Document segment Start Marker

HUD Secretary Fudge highlights plans to extend housing assistance for borrowers in Delaware visit
Mortgage forbearance and other tools to help fend off foreclosure are being extended beyond its initial COVID restriction to help all eligible FHA borrowers.
Since the start of the pandemic nearly two million homeowners have received help from the U.S. Dept. of Housing and Urban Development to stay in their homes despite lost wages as a result of COVID-19.
HUD Secretary Marcia Fudge was in Wilmington on Wednesday, touting that success and talking with local leaders about HUD’s plans to extend some of that help to keep people in their homes and fight against homelessness.
“Those programs, though they were designed to work through COVID, we want to extend them permanently to anyone who needs help, anybody that needs help staying in their home,” she said.
In the early days of the pandemic, the only people who received help from the Federal Housing Authority were FHA borrowers who couldn’t make their mortgage payments due to COVID-related hardships. That help included forbearance, which allows borrowers to pause payments on their mortgage. Other borrowers were able to make more permanent changes to their loan terms that helped them avoid foreclosure.
Now, because the help was so beneficial, those tools are being extended to all eligible FHA borrowers struggling to pay their mortgage, regardless of the reason.
“Housing is an important issue right now for our state,” said Eugene Young, executive director of the Delaware State Housing Authority. “We have homes that need to be rehabilitated. We have people who are searching, starving for opportunities to move into housing.”

Document segment End Marker
Provided material Start Marker

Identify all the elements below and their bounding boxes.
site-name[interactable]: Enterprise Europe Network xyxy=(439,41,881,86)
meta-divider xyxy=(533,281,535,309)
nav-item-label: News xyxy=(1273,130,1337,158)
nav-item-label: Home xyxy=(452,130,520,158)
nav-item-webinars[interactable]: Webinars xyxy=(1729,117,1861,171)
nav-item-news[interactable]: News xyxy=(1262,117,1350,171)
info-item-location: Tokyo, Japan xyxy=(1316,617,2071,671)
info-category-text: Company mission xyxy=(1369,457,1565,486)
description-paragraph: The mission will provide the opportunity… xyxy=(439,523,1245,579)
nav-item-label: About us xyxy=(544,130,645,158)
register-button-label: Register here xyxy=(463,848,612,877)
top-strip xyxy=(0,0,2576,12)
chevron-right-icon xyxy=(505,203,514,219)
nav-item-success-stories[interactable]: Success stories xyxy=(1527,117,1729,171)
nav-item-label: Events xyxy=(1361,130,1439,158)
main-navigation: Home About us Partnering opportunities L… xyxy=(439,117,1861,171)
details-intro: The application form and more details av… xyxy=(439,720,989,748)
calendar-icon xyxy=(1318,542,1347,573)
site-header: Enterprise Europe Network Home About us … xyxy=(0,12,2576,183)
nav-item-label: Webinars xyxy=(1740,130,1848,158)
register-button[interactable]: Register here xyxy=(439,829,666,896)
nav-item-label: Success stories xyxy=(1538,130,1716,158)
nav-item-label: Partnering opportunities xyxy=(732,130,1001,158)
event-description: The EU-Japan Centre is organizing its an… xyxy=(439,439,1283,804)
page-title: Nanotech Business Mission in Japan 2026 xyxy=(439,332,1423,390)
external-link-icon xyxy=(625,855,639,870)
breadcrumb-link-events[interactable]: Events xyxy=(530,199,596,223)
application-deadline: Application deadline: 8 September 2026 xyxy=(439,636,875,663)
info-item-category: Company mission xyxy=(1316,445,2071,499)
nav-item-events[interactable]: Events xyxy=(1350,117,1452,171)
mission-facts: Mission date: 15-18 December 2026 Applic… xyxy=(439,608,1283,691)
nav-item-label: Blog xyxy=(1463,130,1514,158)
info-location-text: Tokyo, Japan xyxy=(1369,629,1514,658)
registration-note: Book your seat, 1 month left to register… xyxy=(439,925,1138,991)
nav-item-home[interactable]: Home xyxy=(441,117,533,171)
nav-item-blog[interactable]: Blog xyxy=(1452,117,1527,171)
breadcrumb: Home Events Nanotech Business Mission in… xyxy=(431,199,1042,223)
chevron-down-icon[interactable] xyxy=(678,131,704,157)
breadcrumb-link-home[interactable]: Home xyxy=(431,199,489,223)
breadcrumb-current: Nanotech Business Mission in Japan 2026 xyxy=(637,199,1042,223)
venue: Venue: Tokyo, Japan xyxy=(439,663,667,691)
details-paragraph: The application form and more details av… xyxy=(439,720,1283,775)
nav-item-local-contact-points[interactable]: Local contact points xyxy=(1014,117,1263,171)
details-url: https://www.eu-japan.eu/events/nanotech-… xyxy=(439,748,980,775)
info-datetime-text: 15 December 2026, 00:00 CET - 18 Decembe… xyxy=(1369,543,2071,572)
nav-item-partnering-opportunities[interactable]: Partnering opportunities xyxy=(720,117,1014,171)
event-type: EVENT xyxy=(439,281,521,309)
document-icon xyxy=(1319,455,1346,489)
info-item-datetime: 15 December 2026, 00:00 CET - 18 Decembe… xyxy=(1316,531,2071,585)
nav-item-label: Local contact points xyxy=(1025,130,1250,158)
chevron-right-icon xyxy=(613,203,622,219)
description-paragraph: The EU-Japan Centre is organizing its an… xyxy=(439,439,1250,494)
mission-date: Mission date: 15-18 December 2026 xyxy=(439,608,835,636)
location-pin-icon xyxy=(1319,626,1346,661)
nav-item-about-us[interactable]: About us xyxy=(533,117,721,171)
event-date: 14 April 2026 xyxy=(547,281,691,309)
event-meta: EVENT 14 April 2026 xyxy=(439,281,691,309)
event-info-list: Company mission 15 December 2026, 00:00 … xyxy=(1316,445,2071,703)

Provided material End Marker

What you need to do ::
1. List every organization named in the article on HUD's housing assistance plans.
2. In the article on HUD's housing assistance plans, reproduce the passage starting at "HUD Secretary Fudge" and ending at "result of COVID-19.", substituting "households" for "homeowners".
3. Resume the article on HUD's housing assistance plans after its final sentence.
The lines here were taken from a separate source and are unrelated to the text.

Written responses ::
1.
U.S. Dept. of Housing and Urban Development (HUD)
Federal Housing Authority (FHA)
Delaware State Housing Authority

2.
HUD Secretary Fudge highlights plans to extend housing assistance for borrowers in Delaware visit
Mortgage forbearance and other tools to help fend off foreclosure are being extended beyond its initial COVID restriction to help all eligible FHA borrowers.
Since the start of the pandemic nearly two million households have received help from the U.S. Dept. of Housing and Urban Development to stay in their homes despite lost wages as a result of COVID-19.

3.
Keeping Americans in their homes while facing foreclosure is DHSA’s main goal. “If we have one house that ends up getting foreclosed in one block, it becomes a teardown of the whole block, the entire community,” Young said.
Racial disparities in homeownership are another issue that needs to be addressed.
According to the U.S. Department of the Treasury, the homeownership rate for white households in 2022 is 75%, 45% for Black households, 48% for Latino households, and 57% for non-Latino households of any race.
“Homeownership among minorities, in particular African-Americans, is very low in the state of Delaware, but it’s low across the country… We want to make sure that everyone who wants to get a home can have it,” said Fudge. “If you have good rental history, we’re going to let that be your credit… If you come to us with student debt, we’re going to say no longer will we weigh student debt higher than any other kind of debt.”
FHA’s assistance helped Puerto Rican resident Lourdes Maldonado of Elsemere. During Fudge’s visit, she talked about her experience of being a first-time homeowner in 2008.
“That’s a great help because if you don’t have the money and how are you going to pay your house,” she said. During the onset of the pandemic, Maldonado said she found it challenging to pay her mortgage. “After COVID, I lost my job… I didn’t have the money to pay it, and I didn’t have anybody to help me.”
Fudge said the Biden administration is focused on expanding housing opportunities for future homeowners here in Delaware and around the country. “The President has required or requested states that we build at least 100,000 new units of housing, some rental, some affordable over the next three years,” she said.
In Delaware, much of that focus will be on the rapidly-growing southern part of the state. “We are focusing as an agency on getting more rental units, more affordable housing up in areas of Sussex County,” Young said.